▶ **Yapılacaklar**:
(1) Vesvese hakkındaki metinde "İnsan kalben ve" sözlerini içeren yerle başlayıp "edip onlarla uğraşmamaktır." ile biten kısmı kelimesi kelimesine aktarın.
(2) Vesveseyle uğraşmamak üzerine olan metni, son cümlesinden sonra gelecek şekilde devam ettirin.

▶ **Metin**:
§ §

Vesvese uğraşmamakla mağlup olur

Günün Risale-i Nur dersi

Bismillahirrahmanirrahim

İ’lem eyyühe’l-aziz!

İnsan kalben ve fikren hakaik-i İlâhiyeye bakıp düşündüğü zaman, bilhassa namaz ve ibadet esnasında, gerek şeytan tarafından, gerek nefsi tarafından pek fena, pis ve çirkin vesveseler, hatıralar, sinekler gibi kalbe, akla hücum ederler. Bu gibi hevâî, vehmî ve çirkin şeylerin def’iyle uğraşan adam, o vesveselere mağlûp olur. Ancak onları mağlûp edip kaçırmak çaresi, müdafaayı terk edip onlarla uğraşmamaktır.

§ §

▶ **Veriler**:

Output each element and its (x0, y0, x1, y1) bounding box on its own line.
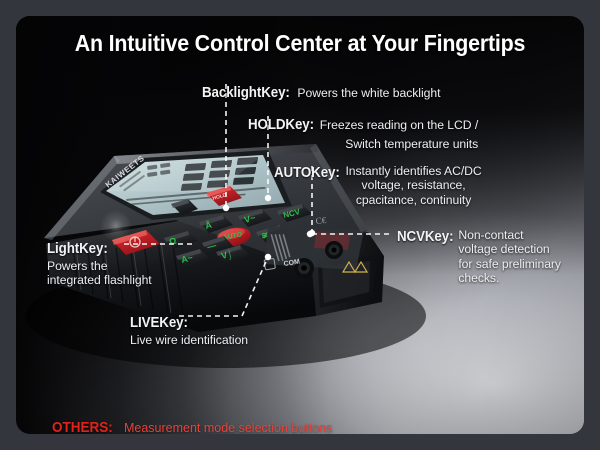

§ §

▶ **Görev Sonuçları**:
(1)
İnsan kalben ve fikren hakaik-i İlâhiyeye bakıp düşündüğü zaman, bilhassa namaz ve ibadet esnasında, gerek şeytan tarafından, gerek nefsi tarafından pek fena, pis ve çirkin vesveseler, hatıralar, sinekler gibi kalbe, akla hücum ederler. Bu gibi hevâî, vehmî ve çirkin şeylerin def’iyle uğraşan adam, o vesveselere mağlûp olur. Ancak onları mağlûp edip kaçırmak çaresi, müdafaayı terk edip onlarla uğraşmamaktır.

(2)
Evet, arılarla uğraşıldıkça onlar hücumlarını arttırırlar. Onlara karışılmadığı takdirde, insanı terkeder, giderler. Hem de o gibi vesveselerin, ne hakaik-i İlâhiyeye ve ne de senin kalbine bir mazarratı yoktur. Evet, pis bir menzilin deliklerinden semânın güneş ve yıldızlarına, cennetin gül ve çiçeklerine bakılırsa, o deliklerdeki pislik ne bakana ve ne de bakılana bulaşmaz. Ve fena bir tesir etmez. (HAŞİYE)

(HAŞİYE) O çirkin sözler senin kalbinin sözleri değil. Çünkü senin kalbin ondan müteessir ve müteessiftir. Belki kalbe yakın olan lümme-i şeytanîden geliyor. Meselâ, sen namazda, Kâbe karşısında, huzur-u İlâhîde âyâtı tefekkürde olduğun bir halde, şu tedâî-yi efkâr seni tutup en uzak mâlâyâniyât-ı rezileye sevk eder. Meselâ, ayinenin içindeki yılanın timsali ısırmaz. Ateşin misali yakmaz. Ve necasetin görünmesi ayineyi telvis etmez. (Mesnevi-i Nuriye, Hubâb)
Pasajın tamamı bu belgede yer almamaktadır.